**Written exercise**
Gather all lines with "series" from the records.

** Start **

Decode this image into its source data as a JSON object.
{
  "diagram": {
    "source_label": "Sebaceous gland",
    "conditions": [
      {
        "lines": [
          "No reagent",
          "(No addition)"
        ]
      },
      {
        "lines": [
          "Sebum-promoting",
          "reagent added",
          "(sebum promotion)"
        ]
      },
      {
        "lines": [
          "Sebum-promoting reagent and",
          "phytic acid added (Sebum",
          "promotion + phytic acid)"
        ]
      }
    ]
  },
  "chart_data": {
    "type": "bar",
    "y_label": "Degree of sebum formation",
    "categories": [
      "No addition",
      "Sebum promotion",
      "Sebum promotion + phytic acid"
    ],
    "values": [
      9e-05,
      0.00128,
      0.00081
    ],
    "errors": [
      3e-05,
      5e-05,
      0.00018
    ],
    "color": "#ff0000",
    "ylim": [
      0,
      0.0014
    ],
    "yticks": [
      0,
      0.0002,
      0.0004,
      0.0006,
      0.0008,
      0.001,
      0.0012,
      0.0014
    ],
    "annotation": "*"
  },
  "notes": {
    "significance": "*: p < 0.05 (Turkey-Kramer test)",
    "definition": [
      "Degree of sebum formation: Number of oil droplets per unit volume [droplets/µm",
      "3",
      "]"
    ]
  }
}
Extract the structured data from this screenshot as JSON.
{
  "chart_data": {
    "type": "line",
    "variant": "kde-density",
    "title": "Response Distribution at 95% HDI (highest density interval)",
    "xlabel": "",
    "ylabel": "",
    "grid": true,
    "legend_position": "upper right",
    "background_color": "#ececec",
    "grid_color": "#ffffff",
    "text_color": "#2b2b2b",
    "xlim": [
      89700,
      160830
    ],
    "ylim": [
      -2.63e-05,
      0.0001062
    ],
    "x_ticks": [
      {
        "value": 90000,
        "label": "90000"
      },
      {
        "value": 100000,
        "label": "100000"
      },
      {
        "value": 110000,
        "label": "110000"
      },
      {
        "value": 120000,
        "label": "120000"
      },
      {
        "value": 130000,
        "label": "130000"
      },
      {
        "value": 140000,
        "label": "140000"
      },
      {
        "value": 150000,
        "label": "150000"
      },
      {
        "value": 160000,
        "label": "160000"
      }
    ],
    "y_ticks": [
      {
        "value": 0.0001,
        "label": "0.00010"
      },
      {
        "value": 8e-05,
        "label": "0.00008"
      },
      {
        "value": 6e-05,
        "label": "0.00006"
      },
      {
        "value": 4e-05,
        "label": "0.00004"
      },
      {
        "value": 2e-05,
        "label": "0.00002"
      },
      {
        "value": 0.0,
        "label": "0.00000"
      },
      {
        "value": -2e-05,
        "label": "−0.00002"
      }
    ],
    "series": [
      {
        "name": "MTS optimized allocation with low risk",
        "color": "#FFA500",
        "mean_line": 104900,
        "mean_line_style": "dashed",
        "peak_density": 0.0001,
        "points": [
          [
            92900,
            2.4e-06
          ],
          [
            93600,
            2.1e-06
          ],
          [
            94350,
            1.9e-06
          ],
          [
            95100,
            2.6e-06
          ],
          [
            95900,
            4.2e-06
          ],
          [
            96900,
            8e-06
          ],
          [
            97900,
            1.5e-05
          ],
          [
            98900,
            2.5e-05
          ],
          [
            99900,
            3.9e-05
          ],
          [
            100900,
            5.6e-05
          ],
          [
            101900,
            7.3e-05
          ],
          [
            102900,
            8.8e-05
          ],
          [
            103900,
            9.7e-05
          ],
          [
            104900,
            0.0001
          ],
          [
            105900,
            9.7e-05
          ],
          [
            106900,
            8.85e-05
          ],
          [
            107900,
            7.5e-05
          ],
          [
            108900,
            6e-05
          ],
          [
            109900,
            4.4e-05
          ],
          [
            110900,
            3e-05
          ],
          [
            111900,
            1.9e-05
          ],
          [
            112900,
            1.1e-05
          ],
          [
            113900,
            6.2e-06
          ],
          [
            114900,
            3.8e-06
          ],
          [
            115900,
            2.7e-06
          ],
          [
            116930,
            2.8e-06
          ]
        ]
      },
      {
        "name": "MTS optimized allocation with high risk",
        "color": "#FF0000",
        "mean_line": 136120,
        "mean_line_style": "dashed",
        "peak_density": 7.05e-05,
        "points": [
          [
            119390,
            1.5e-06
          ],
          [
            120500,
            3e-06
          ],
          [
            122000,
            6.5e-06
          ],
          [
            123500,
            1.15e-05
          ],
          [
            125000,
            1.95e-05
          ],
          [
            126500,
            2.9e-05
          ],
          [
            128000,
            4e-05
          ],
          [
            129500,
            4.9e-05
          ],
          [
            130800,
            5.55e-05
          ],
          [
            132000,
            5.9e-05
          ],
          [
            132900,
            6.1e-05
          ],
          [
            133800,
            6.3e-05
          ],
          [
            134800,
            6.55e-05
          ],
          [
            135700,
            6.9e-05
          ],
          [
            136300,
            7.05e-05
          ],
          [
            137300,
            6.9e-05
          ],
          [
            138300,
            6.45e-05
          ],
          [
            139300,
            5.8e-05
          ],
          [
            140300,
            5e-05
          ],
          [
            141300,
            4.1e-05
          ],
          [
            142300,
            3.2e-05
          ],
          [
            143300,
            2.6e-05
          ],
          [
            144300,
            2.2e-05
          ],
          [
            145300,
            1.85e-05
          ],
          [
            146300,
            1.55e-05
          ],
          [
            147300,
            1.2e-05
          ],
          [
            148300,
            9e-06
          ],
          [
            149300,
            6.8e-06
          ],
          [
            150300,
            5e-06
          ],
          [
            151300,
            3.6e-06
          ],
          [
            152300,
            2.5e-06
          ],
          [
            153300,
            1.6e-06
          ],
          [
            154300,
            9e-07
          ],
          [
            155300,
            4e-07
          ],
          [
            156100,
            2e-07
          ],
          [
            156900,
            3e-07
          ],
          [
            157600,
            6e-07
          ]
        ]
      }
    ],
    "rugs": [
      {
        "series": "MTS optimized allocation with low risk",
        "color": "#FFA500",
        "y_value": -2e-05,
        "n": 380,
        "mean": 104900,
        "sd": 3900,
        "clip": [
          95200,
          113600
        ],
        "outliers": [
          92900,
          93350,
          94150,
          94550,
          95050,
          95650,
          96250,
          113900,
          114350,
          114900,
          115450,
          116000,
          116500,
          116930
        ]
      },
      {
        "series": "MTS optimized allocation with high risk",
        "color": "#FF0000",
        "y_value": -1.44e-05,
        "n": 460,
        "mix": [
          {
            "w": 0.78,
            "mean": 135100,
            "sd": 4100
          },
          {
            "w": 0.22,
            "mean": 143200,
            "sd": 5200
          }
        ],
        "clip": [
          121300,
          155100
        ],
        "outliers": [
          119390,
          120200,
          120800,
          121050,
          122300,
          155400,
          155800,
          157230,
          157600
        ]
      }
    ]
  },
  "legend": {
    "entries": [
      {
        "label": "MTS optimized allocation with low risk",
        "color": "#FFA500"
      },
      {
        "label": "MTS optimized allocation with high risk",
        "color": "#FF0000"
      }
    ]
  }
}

** End **

**Result of the task**
    "series": [
        "series": "MTS optimized allocation with low risk",
        "series": "MTS optimized allocation with high risk",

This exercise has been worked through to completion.